____ Given records

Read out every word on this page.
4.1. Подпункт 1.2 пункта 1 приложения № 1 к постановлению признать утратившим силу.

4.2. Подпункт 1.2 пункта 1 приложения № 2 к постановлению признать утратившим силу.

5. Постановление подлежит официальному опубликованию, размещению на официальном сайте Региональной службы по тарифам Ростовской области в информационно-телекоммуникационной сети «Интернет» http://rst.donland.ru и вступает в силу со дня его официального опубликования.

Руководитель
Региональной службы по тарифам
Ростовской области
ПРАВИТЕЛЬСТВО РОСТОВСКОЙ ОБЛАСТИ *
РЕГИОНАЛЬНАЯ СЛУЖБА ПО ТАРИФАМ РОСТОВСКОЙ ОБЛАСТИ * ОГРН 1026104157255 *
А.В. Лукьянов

________
____ Given records

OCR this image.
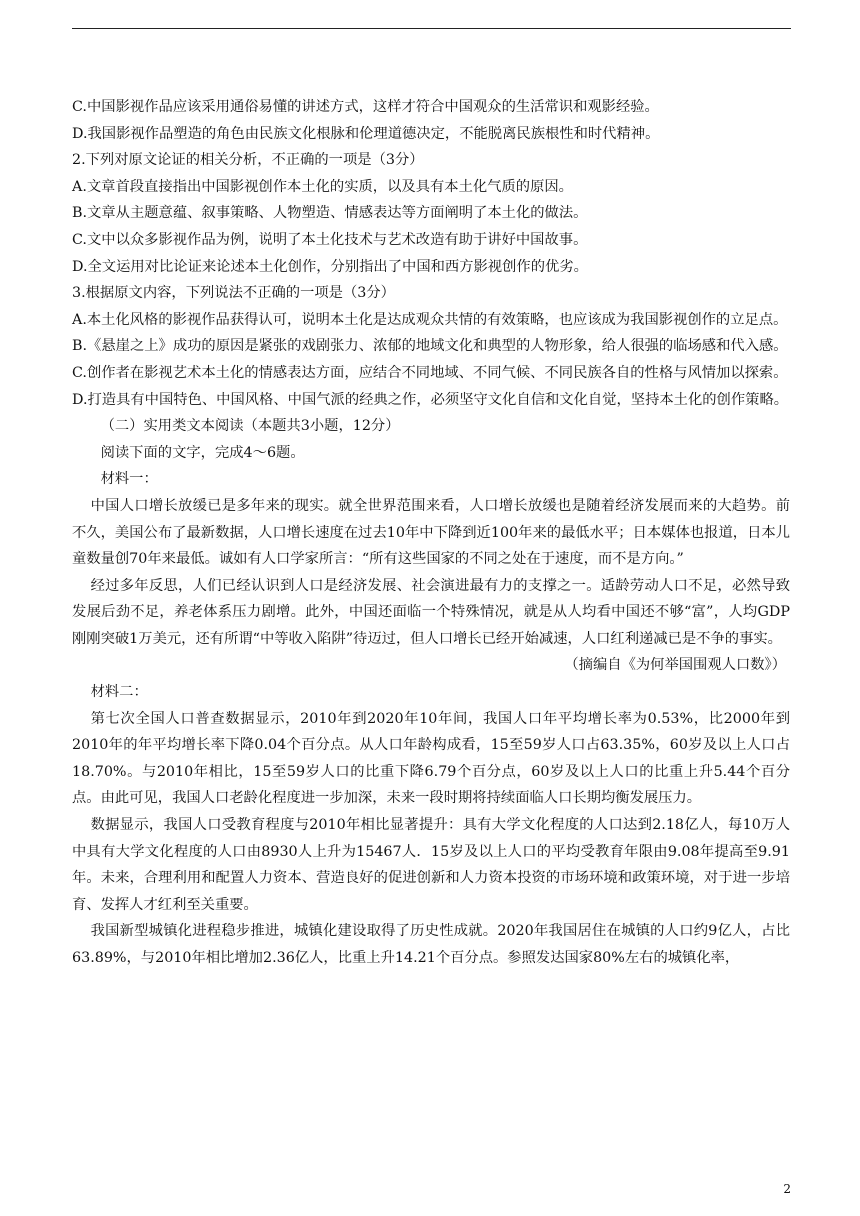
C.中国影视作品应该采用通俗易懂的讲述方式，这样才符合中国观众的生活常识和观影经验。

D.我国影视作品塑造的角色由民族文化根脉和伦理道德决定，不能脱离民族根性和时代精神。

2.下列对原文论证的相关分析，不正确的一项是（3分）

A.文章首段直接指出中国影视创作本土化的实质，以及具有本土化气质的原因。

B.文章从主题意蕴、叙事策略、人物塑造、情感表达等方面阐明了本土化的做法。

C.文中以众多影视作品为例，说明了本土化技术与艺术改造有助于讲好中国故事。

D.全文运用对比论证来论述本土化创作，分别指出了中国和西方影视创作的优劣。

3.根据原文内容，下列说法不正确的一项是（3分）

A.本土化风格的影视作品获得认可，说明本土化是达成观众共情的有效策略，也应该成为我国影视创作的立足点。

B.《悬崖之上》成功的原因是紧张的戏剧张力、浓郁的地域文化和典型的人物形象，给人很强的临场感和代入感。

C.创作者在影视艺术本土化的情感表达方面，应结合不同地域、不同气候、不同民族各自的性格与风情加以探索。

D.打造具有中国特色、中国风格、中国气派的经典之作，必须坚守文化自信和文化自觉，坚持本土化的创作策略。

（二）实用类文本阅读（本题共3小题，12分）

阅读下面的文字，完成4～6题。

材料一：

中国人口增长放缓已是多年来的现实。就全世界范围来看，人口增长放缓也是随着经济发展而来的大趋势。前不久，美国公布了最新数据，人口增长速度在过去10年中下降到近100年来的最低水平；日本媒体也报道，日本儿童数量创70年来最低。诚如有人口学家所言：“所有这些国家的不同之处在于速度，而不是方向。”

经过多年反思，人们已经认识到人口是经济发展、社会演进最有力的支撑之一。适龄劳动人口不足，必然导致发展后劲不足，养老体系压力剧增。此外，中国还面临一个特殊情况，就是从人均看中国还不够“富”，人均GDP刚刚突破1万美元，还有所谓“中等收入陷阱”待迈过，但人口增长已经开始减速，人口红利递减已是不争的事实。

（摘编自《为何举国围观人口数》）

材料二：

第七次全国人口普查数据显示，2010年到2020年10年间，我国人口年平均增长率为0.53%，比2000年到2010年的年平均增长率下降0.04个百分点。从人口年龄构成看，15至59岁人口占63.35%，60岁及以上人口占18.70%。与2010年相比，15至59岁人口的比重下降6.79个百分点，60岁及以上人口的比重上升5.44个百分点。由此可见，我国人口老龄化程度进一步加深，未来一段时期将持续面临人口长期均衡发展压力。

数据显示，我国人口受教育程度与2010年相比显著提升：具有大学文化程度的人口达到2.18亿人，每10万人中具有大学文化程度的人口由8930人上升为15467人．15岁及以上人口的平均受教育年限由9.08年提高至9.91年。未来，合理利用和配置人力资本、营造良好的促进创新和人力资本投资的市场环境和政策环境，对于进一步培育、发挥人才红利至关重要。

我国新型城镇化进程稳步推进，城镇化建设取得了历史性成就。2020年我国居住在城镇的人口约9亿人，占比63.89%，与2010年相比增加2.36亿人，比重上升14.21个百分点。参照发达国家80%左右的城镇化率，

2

________

Job: Copy each line of the listing that includes "постановлению".

Solution:
4.1. Подпункт 1.2 пункта 1 приложения № 1 к постановлению признать утратившим силу.
4.2. Подпункт 1.2 пункта 1 приложения № 2 к постановлению признать утратившим силу.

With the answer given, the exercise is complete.